RECORDS FOR THE TASK:
============================================================

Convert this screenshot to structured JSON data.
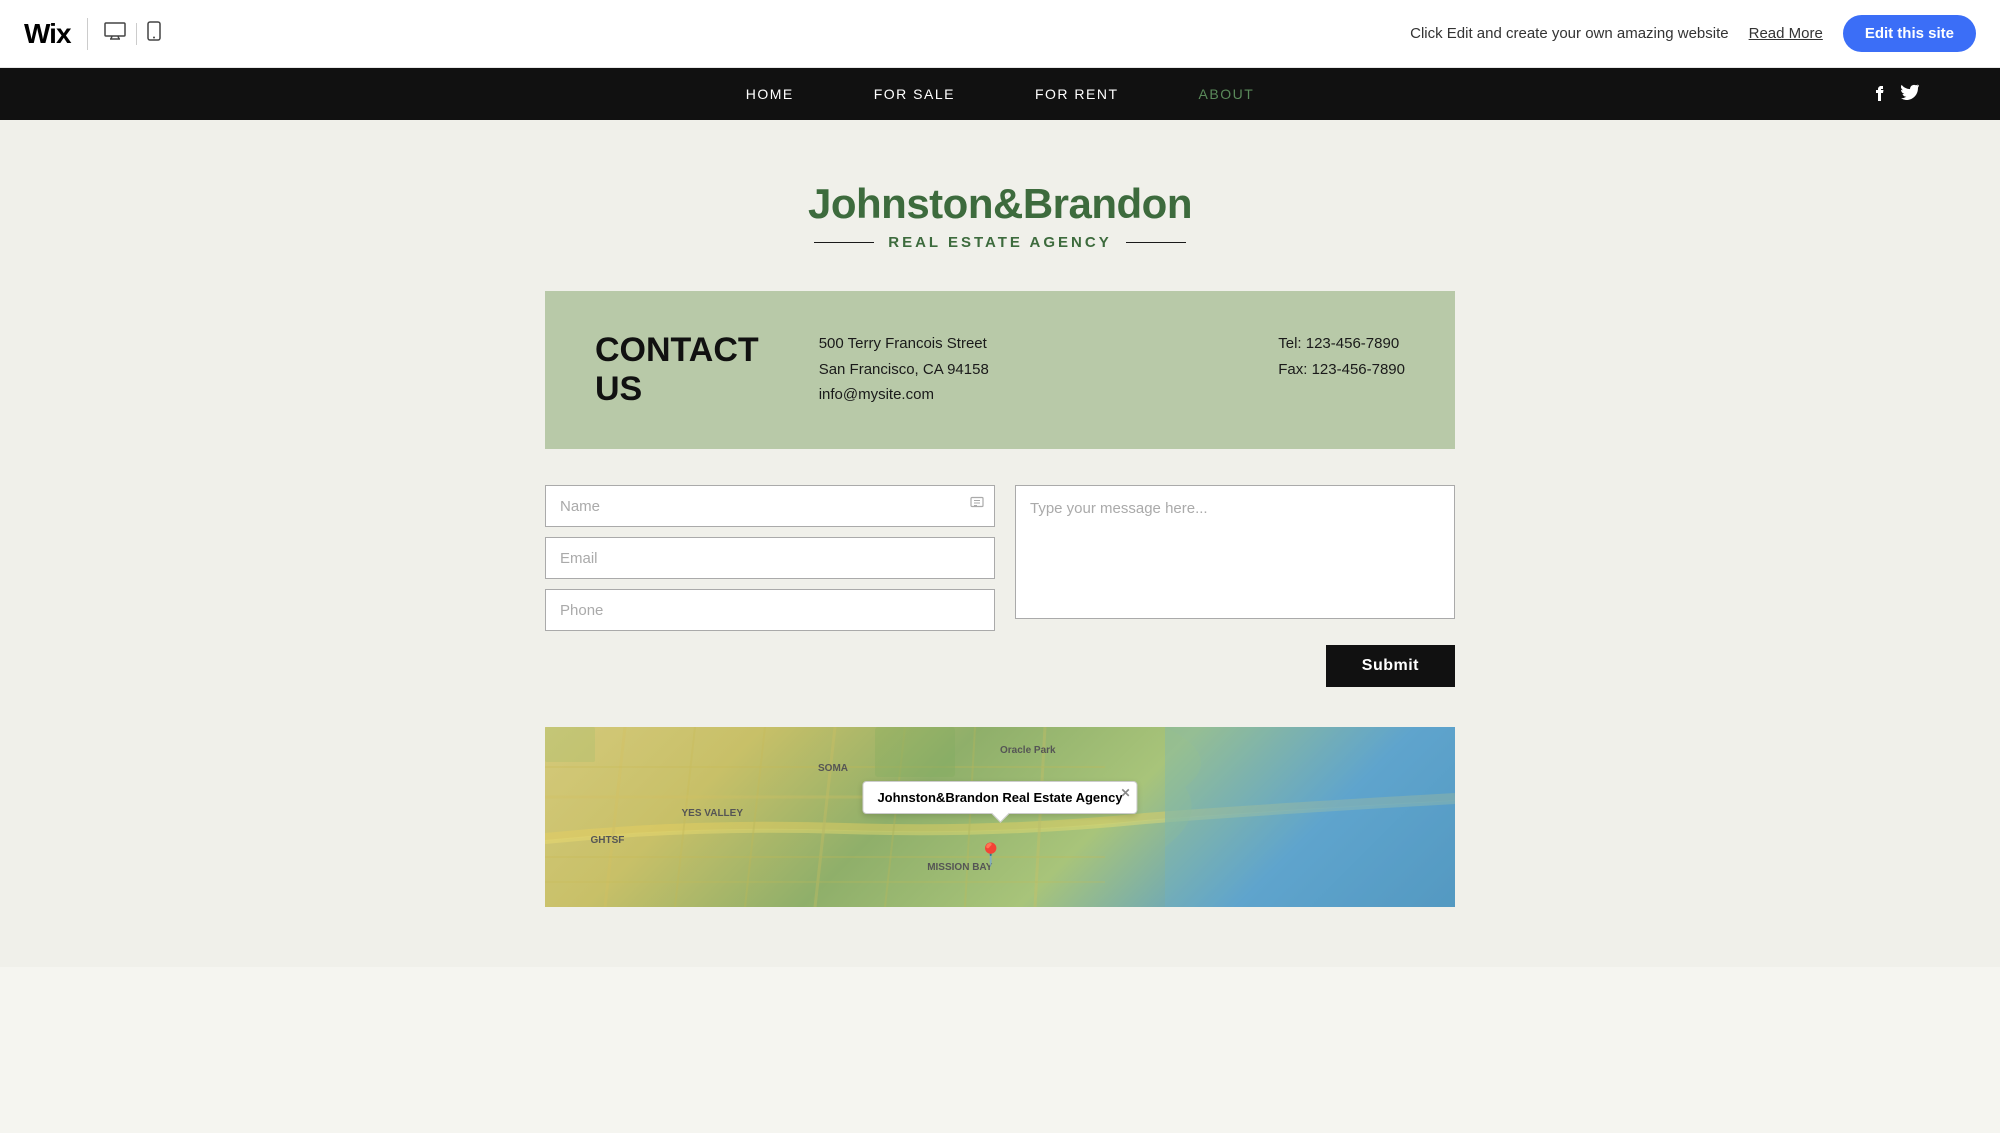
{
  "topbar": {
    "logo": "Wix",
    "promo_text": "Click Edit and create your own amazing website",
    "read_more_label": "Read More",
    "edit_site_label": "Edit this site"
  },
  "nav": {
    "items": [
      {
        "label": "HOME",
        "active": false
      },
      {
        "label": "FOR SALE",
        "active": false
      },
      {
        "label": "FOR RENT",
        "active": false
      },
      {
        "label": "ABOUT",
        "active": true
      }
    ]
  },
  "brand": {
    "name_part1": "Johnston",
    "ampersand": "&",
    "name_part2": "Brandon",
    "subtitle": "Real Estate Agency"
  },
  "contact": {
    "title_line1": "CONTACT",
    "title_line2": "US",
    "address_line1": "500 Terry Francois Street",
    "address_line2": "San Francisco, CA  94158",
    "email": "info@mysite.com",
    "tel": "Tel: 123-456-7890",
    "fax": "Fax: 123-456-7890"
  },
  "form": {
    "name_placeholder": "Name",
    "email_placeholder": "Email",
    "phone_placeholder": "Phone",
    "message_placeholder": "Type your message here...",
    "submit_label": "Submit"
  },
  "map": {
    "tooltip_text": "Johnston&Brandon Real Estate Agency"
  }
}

============================================================

WRITTEN TASK:
Print the full listing exactly, dropping the pictures.

TASK RESULT:
Convert this screenshot to structured JSON data.
{
  "topbar": {
    "logo": "Wix",
    "promo_text": "Click Edit and create your own amazing website",
    "read_more_label": "Read More",
    "edit_site_label": "Edit this site"
  },
  "nav": {
    "items": [
      {
        "label": "HOME",
        "active": false
      },
      {
        "label": "FOR SALE",
        "active": false
      },
      {
        "label": "FOR RENT",
        "active": false
      },
      {
        "label": "ABOUT",
        "active": true
      }
    ]
  },
  "brand": {
    "name_part1": "Johnston",
    "ampersand": "&",
    "name_part2": "Brandon",
    "subtitle": "Real Estate Agency"
  },
  "contact": {
    "title_line1": "CONTACT",
    "title_line2": "US",
    "address_line1": "500 Terry Francois Street",
    "address_line2": "San Francisco, CA  94158",
    "email": "info@mysite.com",
    "tel": "Tel: 123-456-7890",
    "fax": "Fax: 123-456-7890"
  },
  "form": {
    "name_placeholder": "Name",
    "email_placeholder": "Email",
    "phone_placeholder": "Phone",
    "message_placeholder": "Type your message here...",
    "submit_label": "Submit"
  },
  "map": {
    "tooltip_text": "Johnston&Brandon Real Estate Agency"
  }
}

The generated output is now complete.